* _Given exercise_: Please copy out the lines in the items below without any changes, starting with the line that contains "verified-badge-icon xyxy=(238,618,272,655)" and ending with the line that contains "List all visible", including both of those lines.

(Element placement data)
++++++++++++++++++++

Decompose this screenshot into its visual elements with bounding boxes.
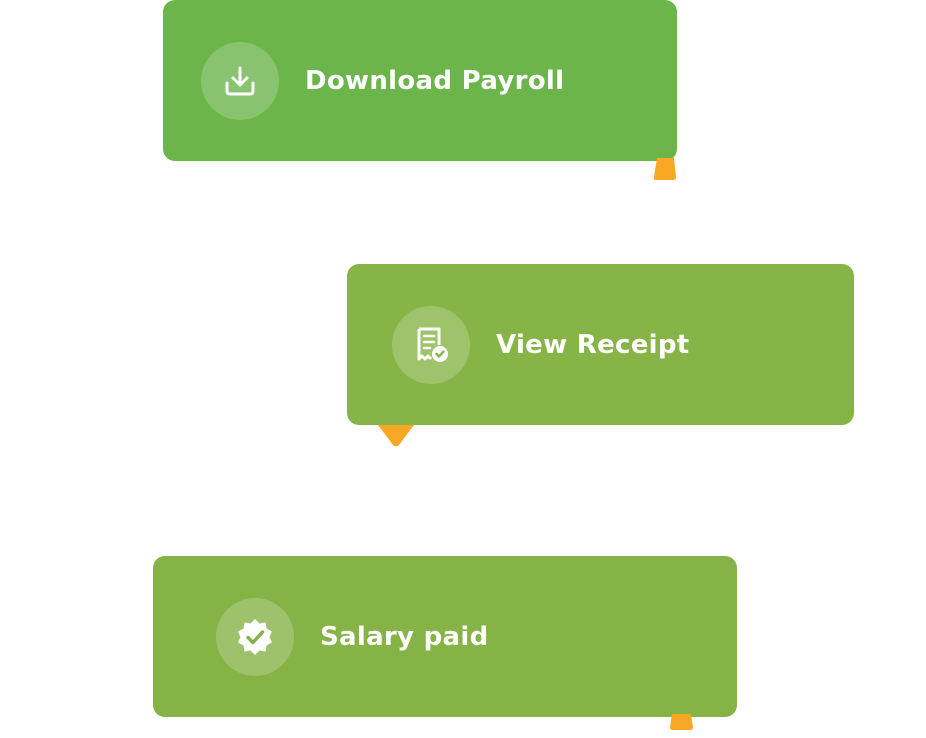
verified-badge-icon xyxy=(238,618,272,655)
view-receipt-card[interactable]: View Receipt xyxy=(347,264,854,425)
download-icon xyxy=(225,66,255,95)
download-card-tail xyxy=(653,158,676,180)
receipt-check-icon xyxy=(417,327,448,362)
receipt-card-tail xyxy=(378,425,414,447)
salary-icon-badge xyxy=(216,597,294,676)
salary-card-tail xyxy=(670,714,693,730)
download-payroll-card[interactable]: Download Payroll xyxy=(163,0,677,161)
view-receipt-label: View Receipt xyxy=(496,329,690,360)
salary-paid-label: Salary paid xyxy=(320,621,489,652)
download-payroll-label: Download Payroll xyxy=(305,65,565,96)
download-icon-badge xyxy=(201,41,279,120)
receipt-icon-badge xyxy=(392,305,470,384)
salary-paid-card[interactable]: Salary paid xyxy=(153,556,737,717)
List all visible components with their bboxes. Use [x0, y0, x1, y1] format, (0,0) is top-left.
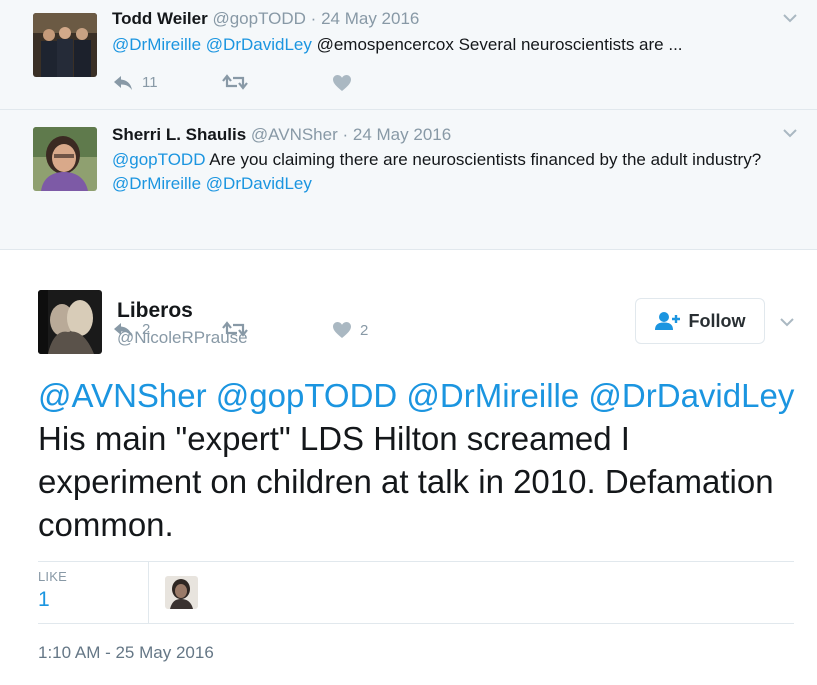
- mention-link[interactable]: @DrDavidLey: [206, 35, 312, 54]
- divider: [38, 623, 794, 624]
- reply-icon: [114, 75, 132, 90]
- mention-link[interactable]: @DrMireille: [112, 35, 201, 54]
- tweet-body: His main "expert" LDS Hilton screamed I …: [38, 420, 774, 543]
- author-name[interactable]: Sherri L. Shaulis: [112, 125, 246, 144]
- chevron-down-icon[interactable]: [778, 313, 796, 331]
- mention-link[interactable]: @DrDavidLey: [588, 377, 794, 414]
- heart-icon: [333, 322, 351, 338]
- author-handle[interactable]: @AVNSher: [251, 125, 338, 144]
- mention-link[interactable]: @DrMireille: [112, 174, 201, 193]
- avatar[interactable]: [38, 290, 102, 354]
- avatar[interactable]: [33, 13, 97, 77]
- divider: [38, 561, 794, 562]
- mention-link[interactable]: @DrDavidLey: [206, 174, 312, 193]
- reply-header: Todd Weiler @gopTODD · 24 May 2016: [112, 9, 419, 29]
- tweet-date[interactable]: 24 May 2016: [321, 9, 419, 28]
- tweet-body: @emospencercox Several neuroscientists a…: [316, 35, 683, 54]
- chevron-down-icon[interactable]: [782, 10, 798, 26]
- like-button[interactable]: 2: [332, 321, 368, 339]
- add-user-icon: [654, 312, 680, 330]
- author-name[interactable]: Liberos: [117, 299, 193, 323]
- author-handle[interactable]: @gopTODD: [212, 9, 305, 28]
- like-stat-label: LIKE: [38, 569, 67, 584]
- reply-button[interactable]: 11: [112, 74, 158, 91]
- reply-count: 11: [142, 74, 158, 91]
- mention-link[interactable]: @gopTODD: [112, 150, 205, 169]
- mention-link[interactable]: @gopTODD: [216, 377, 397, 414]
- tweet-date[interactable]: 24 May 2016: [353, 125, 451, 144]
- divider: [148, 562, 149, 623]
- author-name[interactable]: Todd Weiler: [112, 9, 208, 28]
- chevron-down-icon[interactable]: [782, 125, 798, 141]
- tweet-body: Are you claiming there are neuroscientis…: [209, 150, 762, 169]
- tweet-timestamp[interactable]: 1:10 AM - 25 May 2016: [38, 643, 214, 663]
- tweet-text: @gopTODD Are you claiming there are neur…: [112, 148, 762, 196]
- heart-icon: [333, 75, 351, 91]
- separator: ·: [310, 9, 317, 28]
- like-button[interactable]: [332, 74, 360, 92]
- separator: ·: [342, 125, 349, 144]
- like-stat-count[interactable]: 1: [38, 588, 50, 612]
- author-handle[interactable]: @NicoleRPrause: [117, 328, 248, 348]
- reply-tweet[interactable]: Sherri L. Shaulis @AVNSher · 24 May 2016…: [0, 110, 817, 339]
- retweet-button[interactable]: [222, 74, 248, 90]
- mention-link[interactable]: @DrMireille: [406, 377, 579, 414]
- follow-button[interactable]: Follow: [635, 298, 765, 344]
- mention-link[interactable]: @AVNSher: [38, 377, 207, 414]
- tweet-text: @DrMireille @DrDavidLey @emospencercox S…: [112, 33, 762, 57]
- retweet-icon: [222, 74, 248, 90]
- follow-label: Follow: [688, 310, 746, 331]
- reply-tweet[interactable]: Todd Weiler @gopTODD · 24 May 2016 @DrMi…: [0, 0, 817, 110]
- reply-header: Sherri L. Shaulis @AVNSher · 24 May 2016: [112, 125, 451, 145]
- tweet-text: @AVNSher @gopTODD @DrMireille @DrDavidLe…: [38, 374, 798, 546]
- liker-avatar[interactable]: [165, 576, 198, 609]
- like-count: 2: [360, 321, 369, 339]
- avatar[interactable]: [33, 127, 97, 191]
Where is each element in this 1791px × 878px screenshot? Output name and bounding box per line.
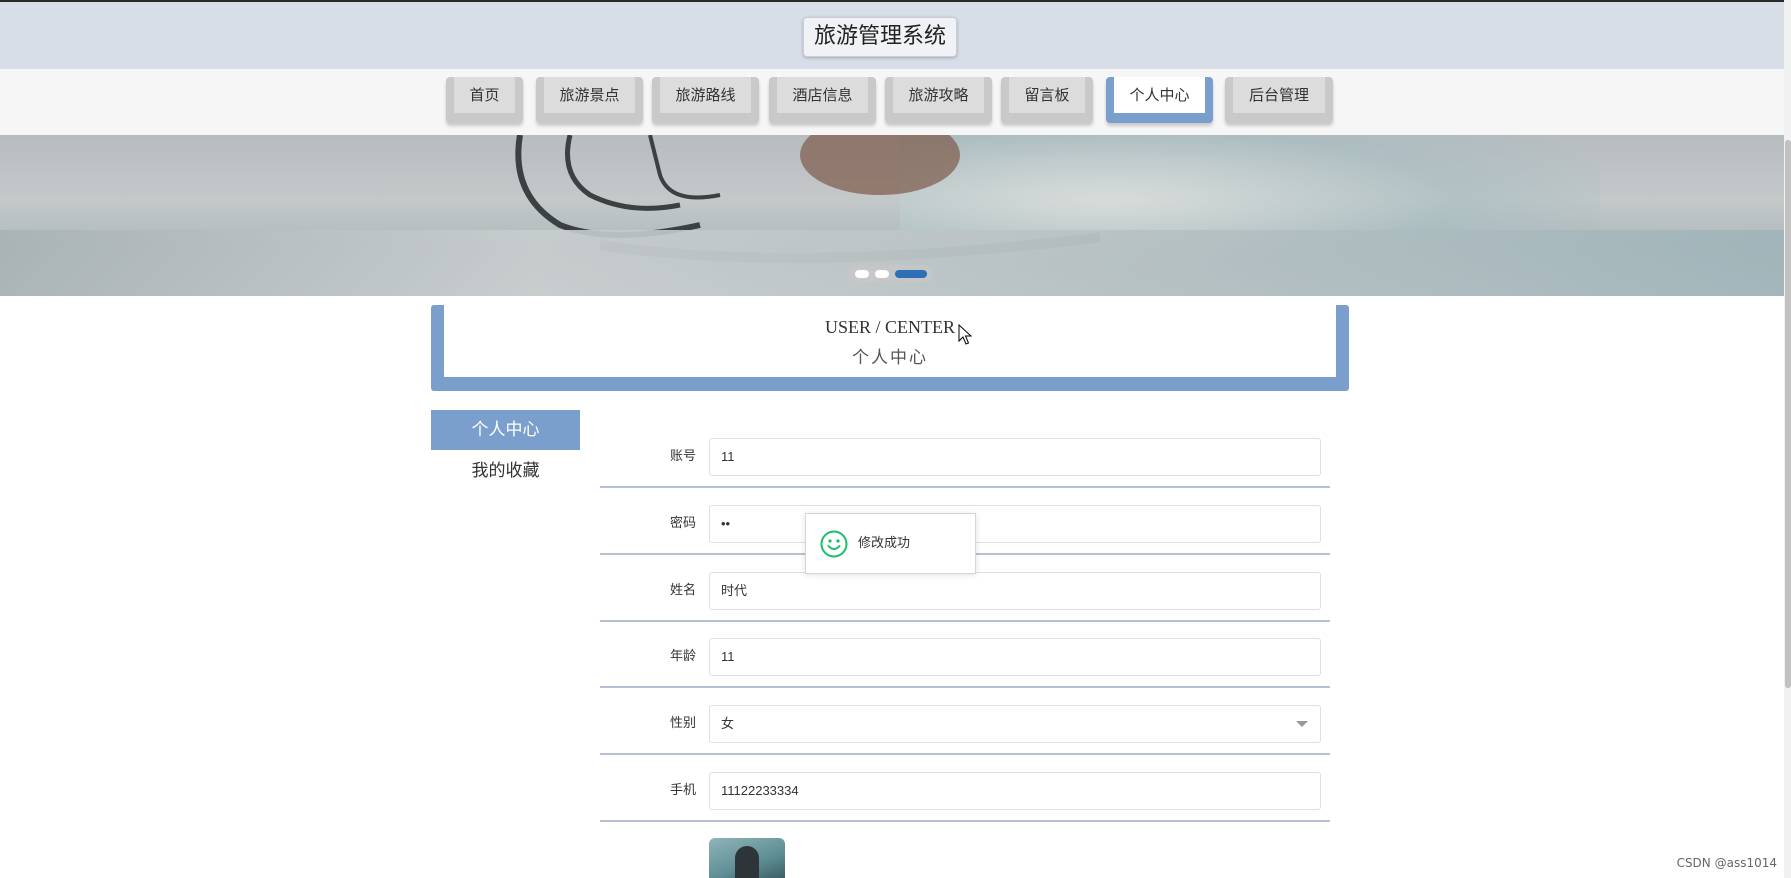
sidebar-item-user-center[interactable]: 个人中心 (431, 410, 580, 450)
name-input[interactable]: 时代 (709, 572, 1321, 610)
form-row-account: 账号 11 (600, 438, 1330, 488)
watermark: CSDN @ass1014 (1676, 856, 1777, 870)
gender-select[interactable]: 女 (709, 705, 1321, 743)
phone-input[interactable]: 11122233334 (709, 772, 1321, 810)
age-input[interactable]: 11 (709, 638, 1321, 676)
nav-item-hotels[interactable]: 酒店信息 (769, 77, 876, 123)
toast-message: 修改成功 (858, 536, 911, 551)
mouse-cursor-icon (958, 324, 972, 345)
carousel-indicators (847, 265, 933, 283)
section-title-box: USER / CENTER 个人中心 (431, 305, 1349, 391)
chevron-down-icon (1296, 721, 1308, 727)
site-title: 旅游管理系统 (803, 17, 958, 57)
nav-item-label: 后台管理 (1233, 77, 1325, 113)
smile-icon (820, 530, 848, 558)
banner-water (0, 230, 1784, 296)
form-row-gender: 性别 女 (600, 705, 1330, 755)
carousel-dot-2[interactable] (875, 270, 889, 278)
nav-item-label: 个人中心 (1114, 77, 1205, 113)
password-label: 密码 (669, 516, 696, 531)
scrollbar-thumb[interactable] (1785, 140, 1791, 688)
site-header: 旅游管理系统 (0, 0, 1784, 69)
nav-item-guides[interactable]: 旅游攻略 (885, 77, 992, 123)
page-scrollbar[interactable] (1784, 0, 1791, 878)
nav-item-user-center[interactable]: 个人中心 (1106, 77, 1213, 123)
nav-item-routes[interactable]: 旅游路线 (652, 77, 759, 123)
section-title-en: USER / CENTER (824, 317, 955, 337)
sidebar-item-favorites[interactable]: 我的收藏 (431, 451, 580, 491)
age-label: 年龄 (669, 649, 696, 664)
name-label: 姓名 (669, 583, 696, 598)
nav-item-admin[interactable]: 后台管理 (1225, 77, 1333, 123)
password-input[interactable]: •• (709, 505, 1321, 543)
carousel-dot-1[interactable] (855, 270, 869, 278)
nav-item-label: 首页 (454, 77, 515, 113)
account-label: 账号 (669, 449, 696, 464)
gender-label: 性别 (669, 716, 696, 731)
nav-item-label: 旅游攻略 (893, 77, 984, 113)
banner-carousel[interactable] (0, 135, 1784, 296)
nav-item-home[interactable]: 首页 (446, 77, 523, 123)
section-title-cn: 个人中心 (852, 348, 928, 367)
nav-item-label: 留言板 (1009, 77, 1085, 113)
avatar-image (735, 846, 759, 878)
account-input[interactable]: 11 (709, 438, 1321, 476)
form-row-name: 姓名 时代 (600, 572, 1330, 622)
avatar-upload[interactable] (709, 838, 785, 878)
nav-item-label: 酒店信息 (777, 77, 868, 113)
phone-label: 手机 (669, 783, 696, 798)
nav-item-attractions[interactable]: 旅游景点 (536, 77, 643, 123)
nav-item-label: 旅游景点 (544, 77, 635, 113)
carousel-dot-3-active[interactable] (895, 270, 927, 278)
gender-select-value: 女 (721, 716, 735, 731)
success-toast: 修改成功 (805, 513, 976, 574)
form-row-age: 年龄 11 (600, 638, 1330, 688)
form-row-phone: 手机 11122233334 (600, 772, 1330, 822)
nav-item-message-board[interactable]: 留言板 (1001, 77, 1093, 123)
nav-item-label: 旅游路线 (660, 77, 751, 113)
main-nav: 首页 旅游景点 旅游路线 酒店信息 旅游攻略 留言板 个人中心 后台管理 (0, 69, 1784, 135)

++++++++++++++++++++

* _Worked answer_:
verified-badge-icon xyxy=(238,618,272,655)
view-receipt-card[interactable]: View Receipt xyxy=(347,264,854,425)
download-icon xyxy=(225,66,255,95)
download-card-tail xyxy=(653,158,676,180)
receipt-check-icon xyxy=(417,327,448,362)
receipt-card-tail xyxy=(378,425,414,447)
salary-icon-badge xyxy=(216,597,294,676)
salary-card-tail xyxy=(670,714,693,730)
download-payroll-card[interactable]: Download Payroll xyxy=(163,0,677,161)
view-receipt-label: View Receipt xyxy=(496,329,690,360)
salary-paid-label: Salary paid xyxy=(320,621,489,652)
download-payroll-label: Download Payroll xyxy=(305,65,565,96)
download-icon-badge xyxy=(201,41,279,120)
receipt-icon-badge xyxy=(392,305,470,384)
salary-paid-card[interactable]: Salary paid xyxy=(153,556,737,717)
List all visible components with their bboxes. Use [x0, y0, x1, y1] format, (0,0) is top-left.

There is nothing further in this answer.